◆ **WORK TO DO**: Pull out every line with the word "JSON".

---+---

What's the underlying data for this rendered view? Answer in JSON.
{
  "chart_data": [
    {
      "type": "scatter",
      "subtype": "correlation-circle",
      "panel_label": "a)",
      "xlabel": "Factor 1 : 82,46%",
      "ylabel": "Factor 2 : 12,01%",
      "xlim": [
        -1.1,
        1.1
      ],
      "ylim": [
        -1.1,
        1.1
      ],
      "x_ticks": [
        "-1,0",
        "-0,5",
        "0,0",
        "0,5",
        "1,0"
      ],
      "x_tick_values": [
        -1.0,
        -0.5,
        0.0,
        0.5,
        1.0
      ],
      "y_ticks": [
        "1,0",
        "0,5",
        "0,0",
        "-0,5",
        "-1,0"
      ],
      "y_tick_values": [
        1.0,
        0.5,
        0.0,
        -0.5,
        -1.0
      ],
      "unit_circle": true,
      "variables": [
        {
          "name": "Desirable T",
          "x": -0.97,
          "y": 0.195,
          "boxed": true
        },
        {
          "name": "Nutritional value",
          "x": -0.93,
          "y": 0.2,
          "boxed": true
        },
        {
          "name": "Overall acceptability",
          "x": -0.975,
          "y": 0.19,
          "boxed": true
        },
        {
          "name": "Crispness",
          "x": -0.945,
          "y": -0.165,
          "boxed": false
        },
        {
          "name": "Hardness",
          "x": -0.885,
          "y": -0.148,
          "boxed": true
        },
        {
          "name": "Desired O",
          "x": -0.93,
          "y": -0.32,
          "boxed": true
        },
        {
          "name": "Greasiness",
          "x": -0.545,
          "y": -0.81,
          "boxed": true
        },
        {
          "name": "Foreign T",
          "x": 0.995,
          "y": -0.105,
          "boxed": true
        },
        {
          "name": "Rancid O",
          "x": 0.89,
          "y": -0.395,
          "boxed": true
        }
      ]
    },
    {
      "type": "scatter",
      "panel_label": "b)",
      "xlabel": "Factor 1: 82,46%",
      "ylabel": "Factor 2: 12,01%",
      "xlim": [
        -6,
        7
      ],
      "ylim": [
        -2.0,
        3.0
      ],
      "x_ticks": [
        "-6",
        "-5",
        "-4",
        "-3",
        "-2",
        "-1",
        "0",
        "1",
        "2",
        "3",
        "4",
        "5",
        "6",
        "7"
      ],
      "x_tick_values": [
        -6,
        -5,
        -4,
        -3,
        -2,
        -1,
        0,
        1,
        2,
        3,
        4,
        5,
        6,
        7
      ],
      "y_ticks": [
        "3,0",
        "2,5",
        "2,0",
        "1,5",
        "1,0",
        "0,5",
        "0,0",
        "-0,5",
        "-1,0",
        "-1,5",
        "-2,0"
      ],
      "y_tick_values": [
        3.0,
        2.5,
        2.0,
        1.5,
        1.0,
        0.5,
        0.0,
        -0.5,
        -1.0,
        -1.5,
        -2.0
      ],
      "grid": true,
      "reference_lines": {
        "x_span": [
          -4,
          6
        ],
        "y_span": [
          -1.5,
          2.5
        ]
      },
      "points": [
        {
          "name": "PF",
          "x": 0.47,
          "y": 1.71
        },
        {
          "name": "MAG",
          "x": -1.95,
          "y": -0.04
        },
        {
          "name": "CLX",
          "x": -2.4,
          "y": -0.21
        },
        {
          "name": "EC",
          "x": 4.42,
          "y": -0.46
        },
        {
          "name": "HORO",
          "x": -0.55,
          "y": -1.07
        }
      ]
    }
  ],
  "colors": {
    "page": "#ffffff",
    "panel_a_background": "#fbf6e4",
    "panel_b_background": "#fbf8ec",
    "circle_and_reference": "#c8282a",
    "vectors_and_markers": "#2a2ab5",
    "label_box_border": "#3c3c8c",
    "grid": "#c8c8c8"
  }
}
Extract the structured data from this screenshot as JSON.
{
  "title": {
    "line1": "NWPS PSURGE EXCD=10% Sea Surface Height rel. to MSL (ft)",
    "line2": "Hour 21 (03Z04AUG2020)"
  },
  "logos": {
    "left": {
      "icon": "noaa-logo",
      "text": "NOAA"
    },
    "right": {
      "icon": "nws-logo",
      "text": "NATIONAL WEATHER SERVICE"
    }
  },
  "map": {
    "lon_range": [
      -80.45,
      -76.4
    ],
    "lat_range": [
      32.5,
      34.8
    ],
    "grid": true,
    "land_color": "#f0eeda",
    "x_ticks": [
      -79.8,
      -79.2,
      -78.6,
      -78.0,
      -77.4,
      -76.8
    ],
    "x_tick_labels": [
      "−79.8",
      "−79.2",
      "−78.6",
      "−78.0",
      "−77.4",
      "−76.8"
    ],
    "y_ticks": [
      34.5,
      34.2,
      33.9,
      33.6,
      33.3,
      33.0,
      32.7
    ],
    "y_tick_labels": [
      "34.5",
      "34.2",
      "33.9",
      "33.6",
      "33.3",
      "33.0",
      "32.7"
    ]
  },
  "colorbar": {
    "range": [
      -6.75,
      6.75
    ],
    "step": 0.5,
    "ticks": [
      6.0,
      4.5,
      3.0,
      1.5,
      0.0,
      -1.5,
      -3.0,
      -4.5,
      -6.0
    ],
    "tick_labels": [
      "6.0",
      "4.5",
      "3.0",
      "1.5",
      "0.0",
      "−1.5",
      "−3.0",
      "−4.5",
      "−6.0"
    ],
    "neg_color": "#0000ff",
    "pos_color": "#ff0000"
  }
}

---+---

◆ **EXERCISE ANSWER**:
What's the underlying data for this rendered view? Answer in JSON.
Extract the structured data from this screenshot as JSON.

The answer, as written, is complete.